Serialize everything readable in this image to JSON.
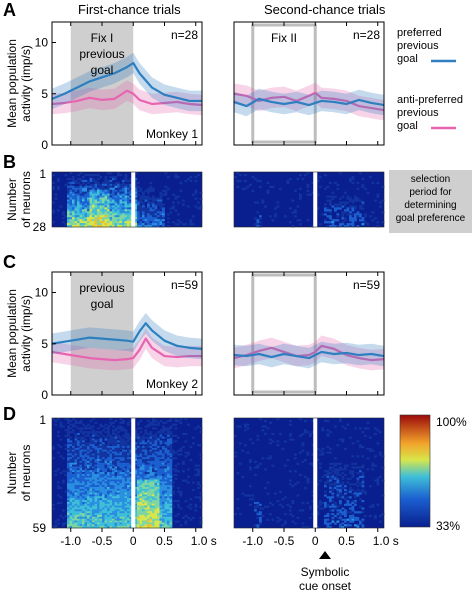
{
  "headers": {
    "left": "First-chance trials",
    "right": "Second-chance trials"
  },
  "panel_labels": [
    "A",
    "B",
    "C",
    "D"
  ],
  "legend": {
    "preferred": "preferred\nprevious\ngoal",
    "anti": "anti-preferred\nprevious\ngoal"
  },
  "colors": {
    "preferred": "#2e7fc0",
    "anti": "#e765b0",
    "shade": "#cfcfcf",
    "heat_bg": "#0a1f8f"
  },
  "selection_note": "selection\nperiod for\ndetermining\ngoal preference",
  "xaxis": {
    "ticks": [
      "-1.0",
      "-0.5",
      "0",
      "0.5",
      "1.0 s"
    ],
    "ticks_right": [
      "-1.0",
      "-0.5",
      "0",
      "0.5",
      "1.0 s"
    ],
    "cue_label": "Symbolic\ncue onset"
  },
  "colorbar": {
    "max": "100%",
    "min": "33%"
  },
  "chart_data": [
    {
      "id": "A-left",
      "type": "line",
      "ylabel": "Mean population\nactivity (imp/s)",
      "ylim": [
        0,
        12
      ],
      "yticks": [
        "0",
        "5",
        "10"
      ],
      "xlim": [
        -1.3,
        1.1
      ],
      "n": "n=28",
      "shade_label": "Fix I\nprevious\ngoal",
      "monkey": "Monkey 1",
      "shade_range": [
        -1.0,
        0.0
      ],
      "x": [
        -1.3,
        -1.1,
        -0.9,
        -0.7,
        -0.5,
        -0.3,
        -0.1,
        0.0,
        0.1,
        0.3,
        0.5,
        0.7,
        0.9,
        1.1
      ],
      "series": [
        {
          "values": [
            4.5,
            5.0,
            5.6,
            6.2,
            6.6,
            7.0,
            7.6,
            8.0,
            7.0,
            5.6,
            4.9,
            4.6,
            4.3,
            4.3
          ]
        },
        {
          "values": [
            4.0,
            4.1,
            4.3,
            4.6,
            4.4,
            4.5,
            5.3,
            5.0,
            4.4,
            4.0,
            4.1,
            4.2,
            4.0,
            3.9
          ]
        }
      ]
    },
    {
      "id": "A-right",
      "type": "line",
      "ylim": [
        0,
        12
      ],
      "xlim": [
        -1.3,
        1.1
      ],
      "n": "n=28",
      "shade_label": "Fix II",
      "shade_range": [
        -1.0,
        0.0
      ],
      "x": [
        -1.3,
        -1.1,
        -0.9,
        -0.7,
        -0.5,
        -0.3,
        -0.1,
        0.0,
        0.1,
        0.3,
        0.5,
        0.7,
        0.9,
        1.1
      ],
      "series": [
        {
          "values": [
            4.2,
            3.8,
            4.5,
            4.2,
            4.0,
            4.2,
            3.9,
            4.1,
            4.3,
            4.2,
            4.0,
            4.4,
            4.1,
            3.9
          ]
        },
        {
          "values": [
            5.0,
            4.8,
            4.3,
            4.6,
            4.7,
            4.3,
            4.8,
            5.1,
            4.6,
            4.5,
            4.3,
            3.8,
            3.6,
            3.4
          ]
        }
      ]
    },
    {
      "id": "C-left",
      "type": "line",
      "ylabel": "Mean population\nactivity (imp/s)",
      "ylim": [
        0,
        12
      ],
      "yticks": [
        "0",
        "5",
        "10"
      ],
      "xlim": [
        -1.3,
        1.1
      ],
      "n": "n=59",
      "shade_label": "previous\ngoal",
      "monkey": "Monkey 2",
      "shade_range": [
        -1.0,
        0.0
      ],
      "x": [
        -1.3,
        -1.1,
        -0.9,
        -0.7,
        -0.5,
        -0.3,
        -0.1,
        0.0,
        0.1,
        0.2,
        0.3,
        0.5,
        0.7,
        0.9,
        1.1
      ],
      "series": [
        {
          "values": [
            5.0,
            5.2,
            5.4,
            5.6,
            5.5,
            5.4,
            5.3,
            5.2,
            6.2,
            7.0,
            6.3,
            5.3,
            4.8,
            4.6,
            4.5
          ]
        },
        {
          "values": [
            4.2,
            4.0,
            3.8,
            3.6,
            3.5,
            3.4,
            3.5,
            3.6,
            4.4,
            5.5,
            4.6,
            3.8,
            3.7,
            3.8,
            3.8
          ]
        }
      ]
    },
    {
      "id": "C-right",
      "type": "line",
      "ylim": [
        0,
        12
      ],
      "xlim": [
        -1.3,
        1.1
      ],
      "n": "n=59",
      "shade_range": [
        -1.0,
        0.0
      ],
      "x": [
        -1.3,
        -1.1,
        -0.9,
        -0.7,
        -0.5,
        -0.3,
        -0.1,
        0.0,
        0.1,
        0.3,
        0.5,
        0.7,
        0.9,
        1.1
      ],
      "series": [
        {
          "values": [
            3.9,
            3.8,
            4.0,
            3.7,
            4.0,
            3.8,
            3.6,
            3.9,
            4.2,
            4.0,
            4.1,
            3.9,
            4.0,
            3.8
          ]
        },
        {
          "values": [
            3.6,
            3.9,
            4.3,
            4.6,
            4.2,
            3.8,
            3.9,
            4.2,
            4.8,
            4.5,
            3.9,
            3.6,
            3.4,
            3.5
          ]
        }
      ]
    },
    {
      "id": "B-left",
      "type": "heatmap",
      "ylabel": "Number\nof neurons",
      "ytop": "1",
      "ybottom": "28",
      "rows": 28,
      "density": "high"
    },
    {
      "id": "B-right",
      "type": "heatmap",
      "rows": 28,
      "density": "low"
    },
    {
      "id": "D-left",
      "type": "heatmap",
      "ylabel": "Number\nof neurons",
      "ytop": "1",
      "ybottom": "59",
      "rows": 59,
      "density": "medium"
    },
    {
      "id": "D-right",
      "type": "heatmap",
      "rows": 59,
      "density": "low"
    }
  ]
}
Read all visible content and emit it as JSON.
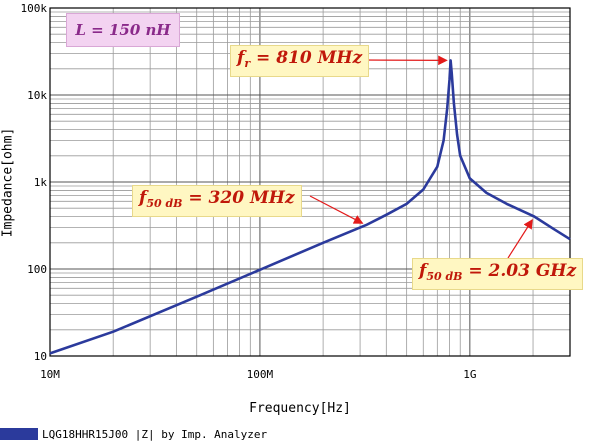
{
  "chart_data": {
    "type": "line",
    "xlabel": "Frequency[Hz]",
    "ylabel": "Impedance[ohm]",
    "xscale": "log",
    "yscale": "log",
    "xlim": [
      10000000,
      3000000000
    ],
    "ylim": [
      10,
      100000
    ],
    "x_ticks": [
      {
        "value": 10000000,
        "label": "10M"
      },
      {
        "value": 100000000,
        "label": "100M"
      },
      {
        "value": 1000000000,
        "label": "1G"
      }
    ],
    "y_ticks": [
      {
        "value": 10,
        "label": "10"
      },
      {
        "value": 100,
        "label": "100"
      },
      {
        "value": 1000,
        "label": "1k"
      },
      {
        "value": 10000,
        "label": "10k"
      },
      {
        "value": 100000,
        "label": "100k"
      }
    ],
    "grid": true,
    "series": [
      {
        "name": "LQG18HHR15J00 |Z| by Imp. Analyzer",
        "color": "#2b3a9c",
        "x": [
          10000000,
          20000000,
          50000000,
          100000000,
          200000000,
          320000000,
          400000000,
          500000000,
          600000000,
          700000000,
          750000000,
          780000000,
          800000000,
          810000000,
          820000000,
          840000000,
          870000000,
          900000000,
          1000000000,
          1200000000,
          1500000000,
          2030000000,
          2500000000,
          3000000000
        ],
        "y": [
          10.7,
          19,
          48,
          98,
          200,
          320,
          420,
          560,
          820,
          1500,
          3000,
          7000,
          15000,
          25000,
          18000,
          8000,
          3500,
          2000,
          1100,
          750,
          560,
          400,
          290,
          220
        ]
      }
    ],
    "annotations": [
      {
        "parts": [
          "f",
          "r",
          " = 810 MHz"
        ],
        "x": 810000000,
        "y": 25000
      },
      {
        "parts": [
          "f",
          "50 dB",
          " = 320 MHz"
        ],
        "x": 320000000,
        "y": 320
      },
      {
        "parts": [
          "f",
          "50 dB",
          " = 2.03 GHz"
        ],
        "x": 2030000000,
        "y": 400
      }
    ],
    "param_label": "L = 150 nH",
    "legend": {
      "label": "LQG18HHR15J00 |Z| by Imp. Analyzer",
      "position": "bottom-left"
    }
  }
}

━━━━━━

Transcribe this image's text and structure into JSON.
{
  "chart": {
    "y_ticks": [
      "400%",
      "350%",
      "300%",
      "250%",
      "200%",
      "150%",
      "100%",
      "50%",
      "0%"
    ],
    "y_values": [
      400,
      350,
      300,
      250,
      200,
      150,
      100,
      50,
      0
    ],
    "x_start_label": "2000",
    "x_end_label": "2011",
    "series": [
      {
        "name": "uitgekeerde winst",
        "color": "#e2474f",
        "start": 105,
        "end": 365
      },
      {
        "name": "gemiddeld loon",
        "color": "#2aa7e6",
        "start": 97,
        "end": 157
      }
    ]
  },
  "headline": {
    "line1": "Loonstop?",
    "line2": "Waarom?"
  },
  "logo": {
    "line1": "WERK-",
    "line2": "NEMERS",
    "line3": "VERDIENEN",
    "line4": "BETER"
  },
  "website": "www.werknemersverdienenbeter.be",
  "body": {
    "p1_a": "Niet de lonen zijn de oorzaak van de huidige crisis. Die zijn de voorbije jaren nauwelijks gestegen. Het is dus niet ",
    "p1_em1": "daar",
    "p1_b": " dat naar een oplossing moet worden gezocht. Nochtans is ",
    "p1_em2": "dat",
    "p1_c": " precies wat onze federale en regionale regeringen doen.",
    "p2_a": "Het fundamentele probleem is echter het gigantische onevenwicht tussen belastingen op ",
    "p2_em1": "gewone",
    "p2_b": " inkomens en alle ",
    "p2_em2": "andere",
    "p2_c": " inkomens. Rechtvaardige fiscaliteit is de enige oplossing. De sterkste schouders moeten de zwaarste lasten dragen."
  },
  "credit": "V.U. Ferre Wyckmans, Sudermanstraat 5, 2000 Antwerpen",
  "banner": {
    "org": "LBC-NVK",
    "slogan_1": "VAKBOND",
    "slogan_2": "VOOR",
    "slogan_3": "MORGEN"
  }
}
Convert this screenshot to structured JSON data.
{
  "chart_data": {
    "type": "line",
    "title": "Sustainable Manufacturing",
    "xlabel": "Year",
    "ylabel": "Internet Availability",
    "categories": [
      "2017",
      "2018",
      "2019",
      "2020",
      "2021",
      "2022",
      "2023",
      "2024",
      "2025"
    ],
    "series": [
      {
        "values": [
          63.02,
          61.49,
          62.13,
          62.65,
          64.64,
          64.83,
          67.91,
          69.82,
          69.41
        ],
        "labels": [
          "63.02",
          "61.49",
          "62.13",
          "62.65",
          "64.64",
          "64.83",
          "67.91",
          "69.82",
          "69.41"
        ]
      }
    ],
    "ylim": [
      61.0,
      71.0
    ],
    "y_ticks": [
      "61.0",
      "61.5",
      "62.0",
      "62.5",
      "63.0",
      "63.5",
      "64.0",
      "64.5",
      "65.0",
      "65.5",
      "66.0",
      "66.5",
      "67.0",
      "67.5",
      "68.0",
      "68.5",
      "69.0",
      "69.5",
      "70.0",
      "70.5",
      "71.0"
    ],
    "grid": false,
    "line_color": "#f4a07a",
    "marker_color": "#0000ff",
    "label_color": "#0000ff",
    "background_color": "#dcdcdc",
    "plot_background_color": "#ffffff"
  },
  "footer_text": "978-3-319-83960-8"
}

━━━━━━

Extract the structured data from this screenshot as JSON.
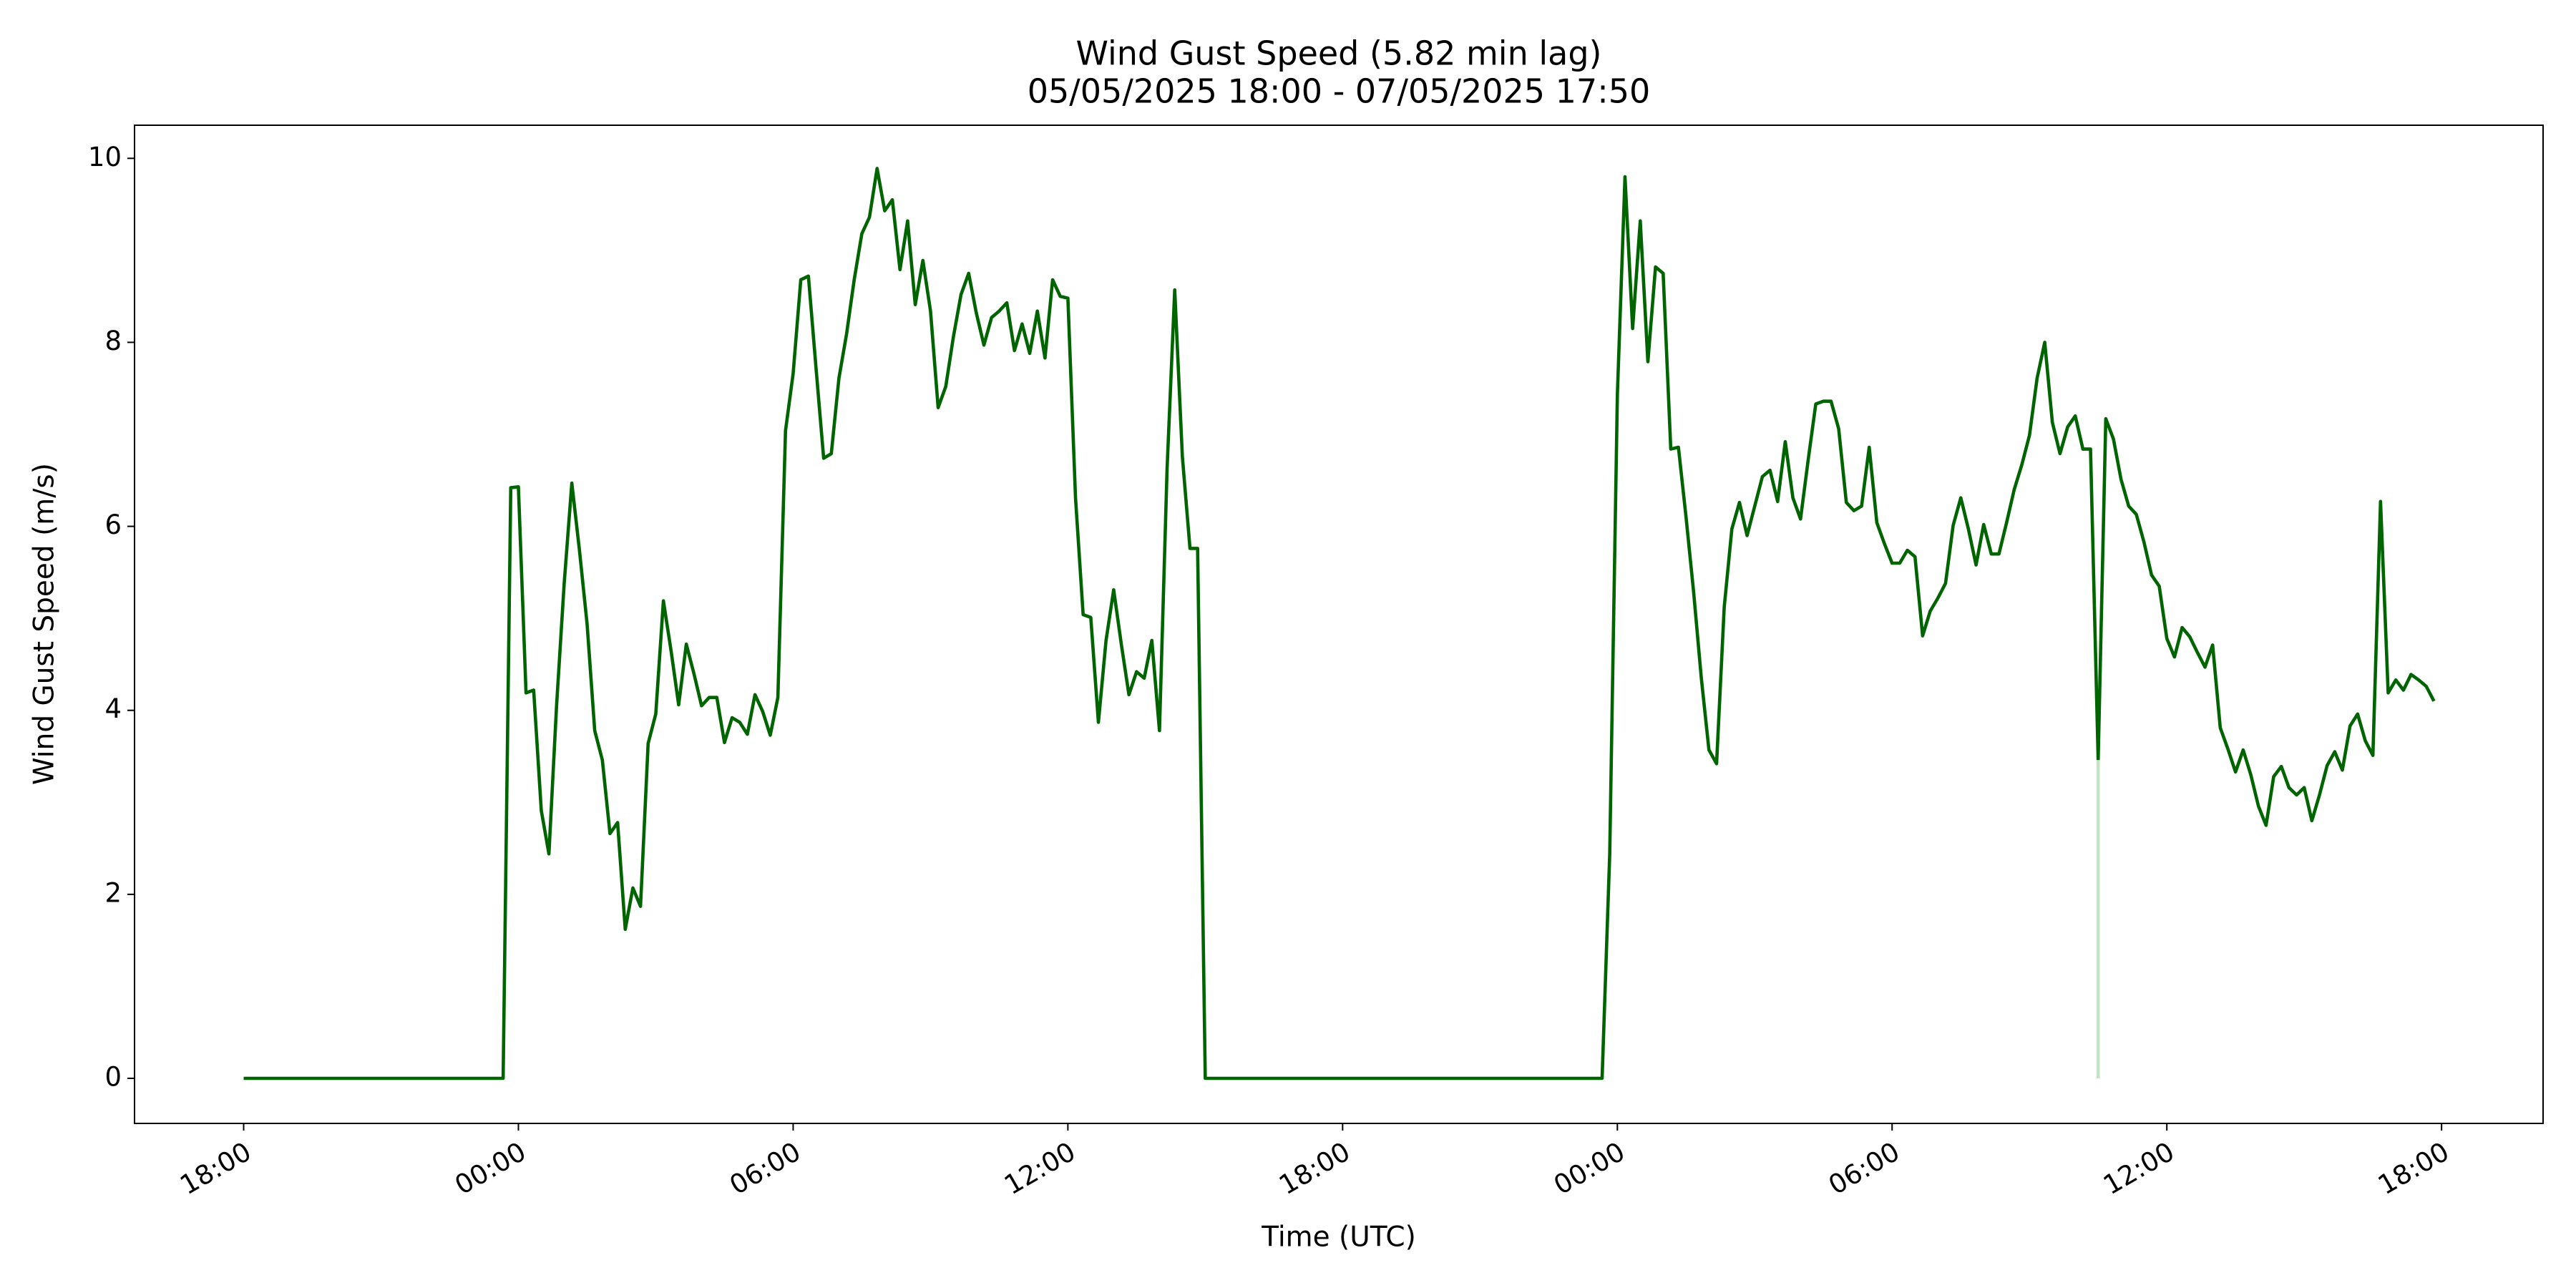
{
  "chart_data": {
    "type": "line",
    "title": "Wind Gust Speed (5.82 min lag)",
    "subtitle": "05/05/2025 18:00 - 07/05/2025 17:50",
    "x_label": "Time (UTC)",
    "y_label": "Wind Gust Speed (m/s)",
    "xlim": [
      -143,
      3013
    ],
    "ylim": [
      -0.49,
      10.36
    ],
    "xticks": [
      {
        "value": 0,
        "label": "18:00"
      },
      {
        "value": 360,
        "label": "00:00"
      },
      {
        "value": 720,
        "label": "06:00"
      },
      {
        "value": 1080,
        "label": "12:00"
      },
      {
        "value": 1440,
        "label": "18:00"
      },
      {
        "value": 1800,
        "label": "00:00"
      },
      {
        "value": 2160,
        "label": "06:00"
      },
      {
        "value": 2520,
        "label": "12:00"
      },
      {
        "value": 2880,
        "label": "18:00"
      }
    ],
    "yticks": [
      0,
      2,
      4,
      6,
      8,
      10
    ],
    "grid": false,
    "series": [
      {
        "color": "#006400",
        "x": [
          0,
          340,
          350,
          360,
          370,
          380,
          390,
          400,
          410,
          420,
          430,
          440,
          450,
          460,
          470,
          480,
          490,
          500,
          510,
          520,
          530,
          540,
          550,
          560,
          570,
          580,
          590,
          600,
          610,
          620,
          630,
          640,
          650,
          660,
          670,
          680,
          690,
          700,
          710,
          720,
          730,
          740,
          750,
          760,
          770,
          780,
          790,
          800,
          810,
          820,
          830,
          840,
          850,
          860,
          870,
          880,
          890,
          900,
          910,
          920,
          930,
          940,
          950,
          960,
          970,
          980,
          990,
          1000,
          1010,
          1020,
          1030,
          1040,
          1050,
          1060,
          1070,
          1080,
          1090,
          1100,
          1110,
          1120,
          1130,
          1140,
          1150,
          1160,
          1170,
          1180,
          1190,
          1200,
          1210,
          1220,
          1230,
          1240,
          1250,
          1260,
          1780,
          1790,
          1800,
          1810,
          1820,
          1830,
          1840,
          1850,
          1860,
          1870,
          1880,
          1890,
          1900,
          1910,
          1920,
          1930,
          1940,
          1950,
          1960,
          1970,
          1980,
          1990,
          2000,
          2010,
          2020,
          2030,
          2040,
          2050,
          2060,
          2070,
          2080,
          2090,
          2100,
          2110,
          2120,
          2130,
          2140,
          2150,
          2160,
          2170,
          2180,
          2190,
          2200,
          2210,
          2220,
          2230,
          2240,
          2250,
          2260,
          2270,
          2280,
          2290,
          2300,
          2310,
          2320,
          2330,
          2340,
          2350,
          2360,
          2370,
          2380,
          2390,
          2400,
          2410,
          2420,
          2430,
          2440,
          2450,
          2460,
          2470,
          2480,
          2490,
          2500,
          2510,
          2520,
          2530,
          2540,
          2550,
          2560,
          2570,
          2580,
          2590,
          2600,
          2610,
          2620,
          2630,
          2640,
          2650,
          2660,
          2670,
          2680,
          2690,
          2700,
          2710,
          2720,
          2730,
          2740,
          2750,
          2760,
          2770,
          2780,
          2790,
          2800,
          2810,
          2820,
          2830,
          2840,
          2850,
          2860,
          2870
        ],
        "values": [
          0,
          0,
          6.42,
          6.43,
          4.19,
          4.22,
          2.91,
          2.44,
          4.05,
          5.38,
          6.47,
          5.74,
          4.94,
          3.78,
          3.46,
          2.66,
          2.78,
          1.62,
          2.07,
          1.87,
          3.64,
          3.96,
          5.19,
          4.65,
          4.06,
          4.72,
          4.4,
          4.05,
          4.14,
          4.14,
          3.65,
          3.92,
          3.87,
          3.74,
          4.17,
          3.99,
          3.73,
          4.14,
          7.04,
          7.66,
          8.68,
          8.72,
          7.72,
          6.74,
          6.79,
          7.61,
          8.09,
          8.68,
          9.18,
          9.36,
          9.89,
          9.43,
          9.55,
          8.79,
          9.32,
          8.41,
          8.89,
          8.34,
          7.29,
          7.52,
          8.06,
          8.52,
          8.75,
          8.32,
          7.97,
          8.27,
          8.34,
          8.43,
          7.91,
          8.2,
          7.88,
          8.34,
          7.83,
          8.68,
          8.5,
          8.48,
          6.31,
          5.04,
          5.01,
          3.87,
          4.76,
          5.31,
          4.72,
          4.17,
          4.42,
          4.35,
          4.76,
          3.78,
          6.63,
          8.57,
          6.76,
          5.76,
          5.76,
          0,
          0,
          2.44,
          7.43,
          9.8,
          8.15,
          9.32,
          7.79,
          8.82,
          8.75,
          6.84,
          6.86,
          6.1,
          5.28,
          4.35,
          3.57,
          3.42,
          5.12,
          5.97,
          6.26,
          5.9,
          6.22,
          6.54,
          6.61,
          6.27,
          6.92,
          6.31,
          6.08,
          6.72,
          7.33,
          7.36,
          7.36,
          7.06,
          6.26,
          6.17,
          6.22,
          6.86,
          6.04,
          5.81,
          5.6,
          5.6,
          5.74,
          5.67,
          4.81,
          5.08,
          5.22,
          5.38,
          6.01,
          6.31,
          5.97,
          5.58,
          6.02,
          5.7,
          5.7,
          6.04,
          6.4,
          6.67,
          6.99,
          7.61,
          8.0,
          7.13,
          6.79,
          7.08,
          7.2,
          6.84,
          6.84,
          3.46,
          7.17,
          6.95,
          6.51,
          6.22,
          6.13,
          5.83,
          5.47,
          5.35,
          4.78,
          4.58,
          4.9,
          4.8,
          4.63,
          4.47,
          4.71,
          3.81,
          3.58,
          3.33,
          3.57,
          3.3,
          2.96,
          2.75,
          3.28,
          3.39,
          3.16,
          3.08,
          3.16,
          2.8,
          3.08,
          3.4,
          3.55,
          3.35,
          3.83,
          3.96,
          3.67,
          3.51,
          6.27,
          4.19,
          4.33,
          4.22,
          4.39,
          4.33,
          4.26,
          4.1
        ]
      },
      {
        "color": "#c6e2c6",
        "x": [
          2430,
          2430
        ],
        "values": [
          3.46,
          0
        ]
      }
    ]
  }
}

━━━━━━

# [The task]
Copy in full each line that holds the word "screenshot".

# [Worked solution]
Convert this screenshot to structured JSON data.
Extract the structured data from this screenshot as JSON.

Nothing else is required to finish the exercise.